### [RECORD SET]
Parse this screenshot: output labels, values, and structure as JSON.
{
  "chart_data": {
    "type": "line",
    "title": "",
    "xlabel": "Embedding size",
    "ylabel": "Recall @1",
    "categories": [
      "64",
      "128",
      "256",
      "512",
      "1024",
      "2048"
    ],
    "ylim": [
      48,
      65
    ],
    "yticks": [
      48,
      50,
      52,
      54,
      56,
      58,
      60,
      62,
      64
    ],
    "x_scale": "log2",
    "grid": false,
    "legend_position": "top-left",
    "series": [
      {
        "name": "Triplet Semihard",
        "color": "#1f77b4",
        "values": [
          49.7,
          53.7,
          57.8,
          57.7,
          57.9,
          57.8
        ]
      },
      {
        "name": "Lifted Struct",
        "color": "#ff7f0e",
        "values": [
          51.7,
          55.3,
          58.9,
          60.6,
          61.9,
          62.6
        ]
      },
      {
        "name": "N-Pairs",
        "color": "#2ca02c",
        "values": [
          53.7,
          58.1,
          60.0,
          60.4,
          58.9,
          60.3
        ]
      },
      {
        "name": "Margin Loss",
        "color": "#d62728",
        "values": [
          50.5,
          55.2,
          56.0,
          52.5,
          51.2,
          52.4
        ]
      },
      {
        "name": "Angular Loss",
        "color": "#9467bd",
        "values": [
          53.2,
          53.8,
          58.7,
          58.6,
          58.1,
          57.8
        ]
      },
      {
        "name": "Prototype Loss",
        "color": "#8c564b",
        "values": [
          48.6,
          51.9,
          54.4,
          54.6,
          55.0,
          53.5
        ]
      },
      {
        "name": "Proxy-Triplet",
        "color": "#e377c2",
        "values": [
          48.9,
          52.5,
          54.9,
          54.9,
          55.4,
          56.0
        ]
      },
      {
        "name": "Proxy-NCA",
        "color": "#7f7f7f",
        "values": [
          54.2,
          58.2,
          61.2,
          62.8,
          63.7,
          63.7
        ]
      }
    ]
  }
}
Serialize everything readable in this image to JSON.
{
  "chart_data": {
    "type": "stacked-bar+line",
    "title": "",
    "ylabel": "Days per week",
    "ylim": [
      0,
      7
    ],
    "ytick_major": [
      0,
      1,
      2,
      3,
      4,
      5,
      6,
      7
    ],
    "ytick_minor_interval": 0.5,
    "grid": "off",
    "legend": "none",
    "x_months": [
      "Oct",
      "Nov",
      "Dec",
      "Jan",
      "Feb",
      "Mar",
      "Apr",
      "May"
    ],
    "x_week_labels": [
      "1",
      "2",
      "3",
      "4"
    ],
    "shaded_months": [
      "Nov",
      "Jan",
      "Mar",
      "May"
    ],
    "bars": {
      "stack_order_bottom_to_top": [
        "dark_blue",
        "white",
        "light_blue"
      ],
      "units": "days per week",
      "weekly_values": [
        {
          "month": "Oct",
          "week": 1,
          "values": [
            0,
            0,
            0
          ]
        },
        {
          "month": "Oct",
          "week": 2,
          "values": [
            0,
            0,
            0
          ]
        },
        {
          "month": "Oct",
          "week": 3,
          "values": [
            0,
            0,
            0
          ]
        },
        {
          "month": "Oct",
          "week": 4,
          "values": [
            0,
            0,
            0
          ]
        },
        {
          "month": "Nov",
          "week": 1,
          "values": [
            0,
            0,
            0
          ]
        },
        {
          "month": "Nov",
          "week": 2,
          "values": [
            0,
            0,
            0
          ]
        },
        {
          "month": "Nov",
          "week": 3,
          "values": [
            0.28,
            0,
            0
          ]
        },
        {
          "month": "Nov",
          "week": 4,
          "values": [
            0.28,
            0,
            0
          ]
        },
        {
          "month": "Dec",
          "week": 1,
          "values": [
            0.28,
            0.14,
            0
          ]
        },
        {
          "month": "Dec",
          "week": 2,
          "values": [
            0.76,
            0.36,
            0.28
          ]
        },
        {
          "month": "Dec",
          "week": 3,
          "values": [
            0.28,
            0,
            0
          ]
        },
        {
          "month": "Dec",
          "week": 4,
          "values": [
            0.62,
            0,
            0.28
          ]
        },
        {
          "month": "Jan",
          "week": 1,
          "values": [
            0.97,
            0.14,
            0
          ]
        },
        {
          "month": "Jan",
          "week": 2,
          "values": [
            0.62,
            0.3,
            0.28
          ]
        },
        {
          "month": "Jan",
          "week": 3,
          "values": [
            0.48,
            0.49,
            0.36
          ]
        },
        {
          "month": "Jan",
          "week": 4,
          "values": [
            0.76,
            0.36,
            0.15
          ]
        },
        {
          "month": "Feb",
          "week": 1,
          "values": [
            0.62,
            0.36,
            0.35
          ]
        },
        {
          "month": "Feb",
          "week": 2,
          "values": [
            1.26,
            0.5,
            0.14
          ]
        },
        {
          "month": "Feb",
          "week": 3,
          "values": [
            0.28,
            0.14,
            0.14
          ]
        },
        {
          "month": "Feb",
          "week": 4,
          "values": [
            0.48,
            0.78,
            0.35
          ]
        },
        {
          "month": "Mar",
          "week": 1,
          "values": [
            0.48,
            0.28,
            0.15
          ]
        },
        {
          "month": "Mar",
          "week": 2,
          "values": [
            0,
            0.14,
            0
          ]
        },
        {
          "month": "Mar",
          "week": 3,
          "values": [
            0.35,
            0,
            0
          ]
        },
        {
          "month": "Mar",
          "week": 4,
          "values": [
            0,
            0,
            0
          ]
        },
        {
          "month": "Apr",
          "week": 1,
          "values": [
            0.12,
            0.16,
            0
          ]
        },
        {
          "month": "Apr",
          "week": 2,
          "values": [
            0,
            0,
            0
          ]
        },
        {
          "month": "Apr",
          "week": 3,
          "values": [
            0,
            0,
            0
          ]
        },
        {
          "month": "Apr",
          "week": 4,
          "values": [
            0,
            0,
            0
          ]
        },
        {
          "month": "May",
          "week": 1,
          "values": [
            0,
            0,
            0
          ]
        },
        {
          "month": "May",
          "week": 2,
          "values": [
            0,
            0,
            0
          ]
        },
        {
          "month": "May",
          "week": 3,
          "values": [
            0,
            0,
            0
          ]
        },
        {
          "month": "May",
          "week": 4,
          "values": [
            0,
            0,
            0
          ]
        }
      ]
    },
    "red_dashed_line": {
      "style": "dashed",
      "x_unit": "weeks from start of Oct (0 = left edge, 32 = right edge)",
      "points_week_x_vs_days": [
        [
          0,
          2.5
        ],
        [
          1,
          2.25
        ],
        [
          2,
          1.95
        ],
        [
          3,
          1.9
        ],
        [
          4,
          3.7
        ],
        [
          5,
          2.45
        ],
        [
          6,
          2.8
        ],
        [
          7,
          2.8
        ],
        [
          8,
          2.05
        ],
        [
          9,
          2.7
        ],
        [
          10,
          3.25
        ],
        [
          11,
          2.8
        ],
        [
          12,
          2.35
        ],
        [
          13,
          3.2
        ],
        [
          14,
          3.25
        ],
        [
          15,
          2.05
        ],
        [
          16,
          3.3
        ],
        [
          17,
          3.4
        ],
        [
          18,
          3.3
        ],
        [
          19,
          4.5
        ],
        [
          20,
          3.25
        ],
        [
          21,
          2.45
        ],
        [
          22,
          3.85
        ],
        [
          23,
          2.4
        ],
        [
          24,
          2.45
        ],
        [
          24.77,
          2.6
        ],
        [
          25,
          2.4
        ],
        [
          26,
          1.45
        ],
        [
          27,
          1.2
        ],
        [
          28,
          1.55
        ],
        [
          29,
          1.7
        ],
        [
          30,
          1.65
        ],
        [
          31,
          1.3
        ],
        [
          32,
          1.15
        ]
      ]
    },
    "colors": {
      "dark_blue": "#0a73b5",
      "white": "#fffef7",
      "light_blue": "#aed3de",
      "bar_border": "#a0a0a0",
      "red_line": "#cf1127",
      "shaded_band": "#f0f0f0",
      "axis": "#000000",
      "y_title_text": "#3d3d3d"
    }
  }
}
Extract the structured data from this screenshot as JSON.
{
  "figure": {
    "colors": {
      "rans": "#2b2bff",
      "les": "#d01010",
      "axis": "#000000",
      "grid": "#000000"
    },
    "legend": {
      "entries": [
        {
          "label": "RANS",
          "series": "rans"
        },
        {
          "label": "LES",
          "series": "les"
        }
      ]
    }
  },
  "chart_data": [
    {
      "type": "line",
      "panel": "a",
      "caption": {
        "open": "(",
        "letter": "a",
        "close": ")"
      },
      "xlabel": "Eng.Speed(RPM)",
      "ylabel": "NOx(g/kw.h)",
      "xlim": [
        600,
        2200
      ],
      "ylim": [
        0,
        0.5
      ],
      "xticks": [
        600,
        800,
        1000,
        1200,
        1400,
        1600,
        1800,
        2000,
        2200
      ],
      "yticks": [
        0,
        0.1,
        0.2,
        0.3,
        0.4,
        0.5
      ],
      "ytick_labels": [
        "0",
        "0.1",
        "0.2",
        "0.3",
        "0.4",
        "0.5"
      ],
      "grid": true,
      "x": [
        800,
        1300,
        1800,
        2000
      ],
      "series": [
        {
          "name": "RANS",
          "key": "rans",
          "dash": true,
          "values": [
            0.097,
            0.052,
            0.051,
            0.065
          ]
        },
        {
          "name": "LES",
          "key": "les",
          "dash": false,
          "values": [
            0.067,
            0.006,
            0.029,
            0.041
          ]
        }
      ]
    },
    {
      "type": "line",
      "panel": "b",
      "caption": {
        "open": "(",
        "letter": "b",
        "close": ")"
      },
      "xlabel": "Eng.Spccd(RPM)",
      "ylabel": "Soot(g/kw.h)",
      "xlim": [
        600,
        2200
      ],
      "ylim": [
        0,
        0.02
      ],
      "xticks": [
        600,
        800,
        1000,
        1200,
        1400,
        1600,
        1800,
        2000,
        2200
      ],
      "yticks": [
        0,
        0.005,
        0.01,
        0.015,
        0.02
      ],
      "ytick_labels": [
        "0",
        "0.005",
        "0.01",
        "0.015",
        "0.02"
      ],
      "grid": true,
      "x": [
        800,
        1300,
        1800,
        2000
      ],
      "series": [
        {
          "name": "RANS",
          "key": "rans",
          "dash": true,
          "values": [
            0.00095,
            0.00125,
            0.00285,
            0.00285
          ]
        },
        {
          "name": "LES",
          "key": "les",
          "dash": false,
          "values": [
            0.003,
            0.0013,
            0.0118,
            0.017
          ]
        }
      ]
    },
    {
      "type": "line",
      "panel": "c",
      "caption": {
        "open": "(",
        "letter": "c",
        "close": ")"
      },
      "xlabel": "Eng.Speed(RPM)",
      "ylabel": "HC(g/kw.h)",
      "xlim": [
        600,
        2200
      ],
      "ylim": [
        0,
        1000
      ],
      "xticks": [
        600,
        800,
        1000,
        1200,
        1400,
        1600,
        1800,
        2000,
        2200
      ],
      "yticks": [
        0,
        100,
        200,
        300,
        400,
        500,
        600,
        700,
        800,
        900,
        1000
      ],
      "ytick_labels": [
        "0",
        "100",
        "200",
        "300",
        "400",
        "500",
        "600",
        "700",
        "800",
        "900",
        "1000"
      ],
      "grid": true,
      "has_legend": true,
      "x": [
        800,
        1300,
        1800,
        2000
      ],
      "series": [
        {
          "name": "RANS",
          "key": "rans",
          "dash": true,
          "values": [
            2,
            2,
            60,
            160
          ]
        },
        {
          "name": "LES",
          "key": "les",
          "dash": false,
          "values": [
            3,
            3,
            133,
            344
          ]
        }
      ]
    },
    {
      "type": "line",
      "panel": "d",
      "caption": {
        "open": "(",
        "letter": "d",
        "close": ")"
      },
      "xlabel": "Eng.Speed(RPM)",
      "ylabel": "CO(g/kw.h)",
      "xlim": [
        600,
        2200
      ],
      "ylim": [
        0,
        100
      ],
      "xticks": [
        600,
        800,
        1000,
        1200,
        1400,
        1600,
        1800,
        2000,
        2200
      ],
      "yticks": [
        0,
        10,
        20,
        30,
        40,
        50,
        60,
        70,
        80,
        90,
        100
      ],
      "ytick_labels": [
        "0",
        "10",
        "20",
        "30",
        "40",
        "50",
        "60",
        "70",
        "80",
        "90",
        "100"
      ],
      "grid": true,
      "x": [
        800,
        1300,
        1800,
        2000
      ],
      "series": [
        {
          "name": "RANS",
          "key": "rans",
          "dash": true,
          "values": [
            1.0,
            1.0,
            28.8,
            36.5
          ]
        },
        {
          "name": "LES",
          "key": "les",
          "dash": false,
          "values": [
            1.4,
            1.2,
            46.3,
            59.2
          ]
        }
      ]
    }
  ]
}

### [REQUIREMENT]
Count the lines that hold the string "from", and reply with that number alone.

### [SOLUTION FOR THIS PROBLEM]
2